Dataset items
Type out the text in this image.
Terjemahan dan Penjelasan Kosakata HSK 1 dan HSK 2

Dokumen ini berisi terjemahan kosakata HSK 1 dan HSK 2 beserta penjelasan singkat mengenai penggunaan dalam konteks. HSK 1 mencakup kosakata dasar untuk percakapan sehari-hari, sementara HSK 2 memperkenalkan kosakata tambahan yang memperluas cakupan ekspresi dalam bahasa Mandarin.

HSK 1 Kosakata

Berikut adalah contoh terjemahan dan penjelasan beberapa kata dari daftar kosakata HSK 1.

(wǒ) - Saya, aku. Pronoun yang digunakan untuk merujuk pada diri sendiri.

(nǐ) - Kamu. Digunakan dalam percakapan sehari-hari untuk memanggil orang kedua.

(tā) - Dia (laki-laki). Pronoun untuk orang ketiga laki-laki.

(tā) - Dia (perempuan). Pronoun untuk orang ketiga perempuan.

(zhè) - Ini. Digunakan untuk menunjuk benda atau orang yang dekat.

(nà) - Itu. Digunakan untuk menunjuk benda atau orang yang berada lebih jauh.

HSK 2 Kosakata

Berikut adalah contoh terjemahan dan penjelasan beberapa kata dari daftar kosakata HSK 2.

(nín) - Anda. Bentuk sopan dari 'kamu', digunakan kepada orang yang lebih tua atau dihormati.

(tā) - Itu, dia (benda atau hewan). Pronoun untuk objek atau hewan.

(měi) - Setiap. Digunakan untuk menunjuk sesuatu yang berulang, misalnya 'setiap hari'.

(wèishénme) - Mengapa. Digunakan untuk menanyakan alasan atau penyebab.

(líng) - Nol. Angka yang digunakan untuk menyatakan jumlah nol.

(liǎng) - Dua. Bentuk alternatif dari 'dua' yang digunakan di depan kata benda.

==

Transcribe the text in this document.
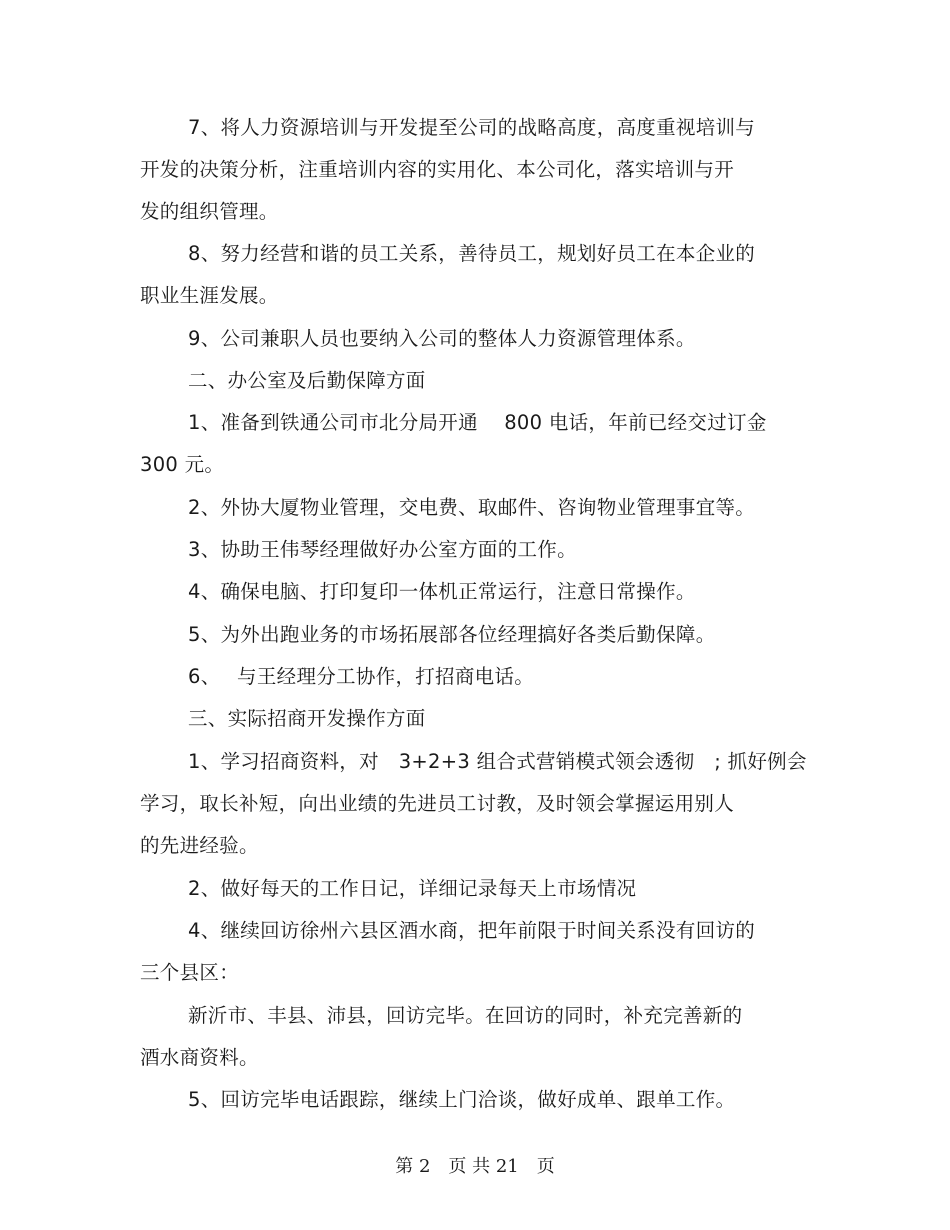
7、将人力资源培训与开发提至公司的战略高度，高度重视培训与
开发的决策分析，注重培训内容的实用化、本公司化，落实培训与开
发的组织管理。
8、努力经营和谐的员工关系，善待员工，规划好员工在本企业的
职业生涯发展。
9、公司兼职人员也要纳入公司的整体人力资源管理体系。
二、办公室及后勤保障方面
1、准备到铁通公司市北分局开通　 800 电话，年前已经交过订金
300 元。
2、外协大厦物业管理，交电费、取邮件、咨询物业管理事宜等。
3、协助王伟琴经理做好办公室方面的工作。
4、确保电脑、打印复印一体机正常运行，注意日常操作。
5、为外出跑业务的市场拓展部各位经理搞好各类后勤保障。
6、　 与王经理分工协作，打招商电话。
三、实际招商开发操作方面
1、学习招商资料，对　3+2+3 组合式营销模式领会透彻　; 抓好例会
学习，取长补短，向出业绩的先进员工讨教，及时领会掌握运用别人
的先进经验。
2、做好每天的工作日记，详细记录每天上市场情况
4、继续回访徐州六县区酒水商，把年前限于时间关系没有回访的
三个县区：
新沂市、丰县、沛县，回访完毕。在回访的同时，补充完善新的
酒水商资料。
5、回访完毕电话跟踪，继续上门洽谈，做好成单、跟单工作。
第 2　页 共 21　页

§ **Stated task**: Show every line from the listing above in which the string "orang" appears.

§ **Final result**:
(nǐ) - Kamu. Digunakan dalam percakapan sehari-hari untuk memanggil orang kedua.
(tā) - Dia (laki-laki). Pronoun untuk orang ketiga laki-laki.
(tā) - Dia (perempuan). Pronoun untuk orang ketiga perempuan.
(zhè) - Ini. Digunakan untuk menunjuk benda atau orang yang dekat.
(nà) - Itu. Digunakan untuk menunjuk benda atau orang yang berada lebih jauh.
(nín) - Anda. Bentuk sopan dari 'kamu', digunakan kepada orang yang lebih tua atau dihormati.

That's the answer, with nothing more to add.